**REQUIREMENTS**
Print each line of the listing once more, precisely as given.

━━━ PROVIDED RECORDS ━━━

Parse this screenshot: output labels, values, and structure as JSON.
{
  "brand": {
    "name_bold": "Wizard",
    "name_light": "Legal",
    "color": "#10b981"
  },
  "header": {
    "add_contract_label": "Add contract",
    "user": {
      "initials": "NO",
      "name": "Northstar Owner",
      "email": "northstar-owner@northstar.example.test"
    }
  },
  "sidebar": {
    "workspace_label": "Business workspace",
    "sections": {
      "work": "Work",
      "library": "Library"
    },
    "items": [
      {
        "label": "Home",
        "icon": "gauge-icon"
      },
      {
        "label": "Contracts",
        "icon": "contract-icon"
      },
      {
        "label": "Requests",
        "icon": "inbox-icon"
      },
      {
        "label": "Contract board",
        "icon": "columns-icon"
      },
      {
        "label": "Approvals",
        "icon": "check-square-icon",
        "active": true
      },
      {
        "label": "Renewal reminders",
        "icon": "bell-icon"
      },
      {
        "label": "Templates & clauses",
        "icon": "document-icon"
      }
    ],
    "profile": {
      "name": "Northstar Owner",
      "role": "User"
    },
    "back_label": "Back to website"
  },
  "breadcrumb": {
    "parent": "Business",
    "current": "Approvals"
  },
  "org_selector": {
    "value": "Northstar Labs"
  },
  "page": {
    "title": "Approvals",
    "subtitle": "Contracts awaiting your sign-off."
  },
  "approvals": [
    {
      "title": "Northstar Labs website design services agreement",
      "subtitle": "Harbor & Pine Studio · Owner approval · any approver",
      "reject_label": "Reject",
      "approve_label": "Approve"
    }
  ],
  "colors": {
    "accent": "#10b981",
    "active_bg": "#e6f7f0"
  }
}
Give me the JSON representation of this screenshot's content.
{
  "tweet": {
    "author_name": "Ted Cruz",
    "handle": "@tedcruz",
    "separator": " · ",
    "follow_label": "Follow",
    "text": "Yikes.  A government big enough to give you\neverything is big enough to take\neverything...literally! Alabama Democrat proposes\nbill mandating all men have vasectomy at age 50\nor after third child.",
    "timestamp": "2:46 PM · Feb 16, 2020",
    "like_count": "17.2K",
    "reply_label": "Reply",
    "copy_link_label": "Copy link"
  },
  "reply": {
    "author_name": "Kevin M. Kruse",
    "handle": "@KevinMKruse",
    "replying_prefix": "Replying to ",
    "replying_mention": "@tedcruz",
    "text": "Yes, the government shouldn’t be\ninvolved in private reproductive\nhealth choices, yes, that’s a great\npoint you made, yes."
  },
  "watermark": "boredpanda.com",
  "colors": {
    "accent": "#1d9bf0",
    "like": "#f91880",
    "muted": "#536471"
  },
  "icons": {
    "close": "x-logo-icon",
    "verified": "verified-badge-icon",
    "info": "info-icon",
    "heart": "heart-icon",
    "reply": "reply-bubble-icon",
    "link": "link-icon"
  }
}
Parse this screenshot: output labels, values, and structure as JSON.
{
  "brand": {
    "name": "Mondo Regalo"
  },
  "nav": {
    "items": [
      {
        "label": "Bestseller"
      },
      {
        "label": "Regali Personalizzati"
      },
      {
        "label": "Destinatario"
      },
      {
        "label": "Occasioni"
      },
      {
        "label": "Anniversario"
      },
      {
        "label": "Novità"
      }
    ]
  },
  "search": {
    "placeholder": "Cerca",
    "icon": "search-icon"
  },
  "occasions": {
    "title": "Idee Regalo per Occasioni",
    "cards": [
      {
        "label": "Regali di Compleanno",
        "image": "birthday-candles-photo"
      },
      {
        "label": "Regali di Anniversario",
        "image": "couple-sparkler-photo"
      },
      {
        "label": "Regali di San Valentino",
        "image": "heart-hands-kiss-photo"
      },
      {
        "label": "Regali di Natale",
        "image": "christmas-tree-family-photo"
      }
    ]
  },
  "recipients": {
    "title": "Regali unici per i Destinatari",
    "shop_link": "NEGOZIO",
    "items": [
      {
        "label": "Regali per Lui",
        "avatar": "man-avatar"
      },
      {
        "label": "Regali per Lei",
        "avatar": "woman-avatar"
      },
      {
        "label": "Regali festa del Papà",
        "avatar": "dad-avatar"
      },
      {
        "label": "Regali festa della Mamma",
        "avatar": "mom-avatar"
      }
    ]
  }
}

━━━

**IN RESPONSE**
Parse this screenshot: output labels, values, and structure as JSON.
{
  "brand": {
    "name_bold": "Wizard",
    "name_light": "Legal",
    "color": "#10b981"
  },
  "header": {
    "add_contract_label": "Add contract",
    "user": {
      "initials": "NO",
      "name": "Northstar Owner",
      "email": "northstar-owner@northstar.example.test"
    }
  },
  "sidebar": {
    "workspace_label": "Business workspace",
    "sections": {
      "work": "Work",
      "library": "Library"
    },
    "items": [
      {
        "label": "Home",
        "icon": "gauge-icon"
      },
      {
        "label": "Contracts",
        "icon": "contract-icon"
      },
      {
        "label": "Requests",
        "icon": "inbox-icon"
      },
      {
        "label": "Contract board",
        "icon": "columns-icon"
      },
      {
        "label": "Approvals",
        "icon": "check-square-icon",
        "active": true
      },
      {
        "label": "Renewal reminders",
        "icon": "bell-icon"
      },
      {
        "label": "Templates & clauses",
        "icon": "document-icon"
      }
    ],
    "profile": {
      "name": "Northstar Owner",
      "role": "User"
    },
    "back_label": "Back to website"
  },
  "breadcrumb": {
    "parent": "Business",
    "current": "Approvals"
  },
  "org_selector": {
    "value": "Northstar Labs"
  },
  "page": {
    "title": "Approvals",
    "subtitle": "Contracts awaiting your sign-off."
  },
  "approvals": [
    {
      "title": "Northstar Labs website design services agreement",
      "subtitle": "Harbor & Pine Studio · Owner approval · any approver",
      "reject_label": "Reject",
      "approve_label": "Approve"
    }
  ],
  "colors": {
    "accent": "#10b981",
    "active_bg": "#e6f7f0"
  }
}
Give me the JSON representation of this screenshot's content.
{
  "tweet": {
    "author_name": "Ted Cruz",
    "handle": "@tedcruz",
    "separator": " · ",
    "follow_label": "Follow",
    "text": "Yikes.  A government big enough to give you\neverything is big enough to take\neverything...literally! Alabama Democrat proposes\nbill mandating all men have vasectomy at age 50\nor after third child.",
    "timestamp": "2:46 PM · Feb 16, 2020",
    "like_count": "17.2K",
    "reply_label": "Reply",
    "copy_link_label": "Copy link"
  },
  "reply": {
    "author_name": "Kevin M. Kruse",
    "handle": "@KevinMKruse",
    "replying_prefix": "Replying to ",
    "replying_mention": "@tedcruz",
    "text": "Yes, the government shouldn’t be\ninvolved in private reproductive\nhealth choices, yes, that’s a great\npoint you made, yes."
  },
  "watermark": "boredpanda.com",
  "colors": {
    "accent": "#1d9bf0",
    "like": "#f91880",
    "muted": "#536471"
  },
  "icons": {
    "close": "x-logo-icon",
    "verified": "verified-badge-icon",
    "info": "info-icon",
    "heart": "heart-icon",
    "reply": "reply-bubble-icon",
    "link": "link-icon"
  }
}
Parse this screenshot: output labels, values, and structure as JSON.
{
  "brand": {
    "name": "Mondo Regalo"
  },
  "nav": {
    "items": [
      {
        "label": "Bestseller"
      },
      {
        "label": "Regali Personalizzati"
      },
      {
        "label": "Destinatario"
      },
      {
        "label": "Occasioni"
      },
      {
        "label": "Anniversario"
      },
      {
        "label": "Novità"
      }
    ]
  },
  "search": {
    "placeholder": "Cerca",
    "icon": "search-icon"
  },
  "occasions": {
    "title": "Idee Regalo per Occasioni",
    "cards": [
      {
        "label": "Regali di Compleanno",
        "image": "birthday-candles-photo"
      },
      {
        "label": "Regali di Anniversario",
        "image": "couple-sparkler-photo"
      },
      {
        "label": "Regali di San Valentino",
        "image": "heart-hands-kiss-photo"
      },
      {
        "label": "Regali di Natale",
        "image": "christmas-tree-family-photo"
      }
    ]
  },
  "recipients": {
    "title": "Regali unici per i Destinatari",
    "shop_link": "NEGOZIO",
    "items": [
      {
        "label": "Regali per Lui",
        "avatar": "man-avatar"
      },
      {
        "label": "Regali per Lei",
        "avatar": "woman-avatar"
      },
      {
        "label": "Regali festa del Papà",
        "avatar": "dad-avatar"
      },
      {
        "label": "Regali festa della Mamma",
        "avatar": "mom-avatar"
      }
    ]
  }
}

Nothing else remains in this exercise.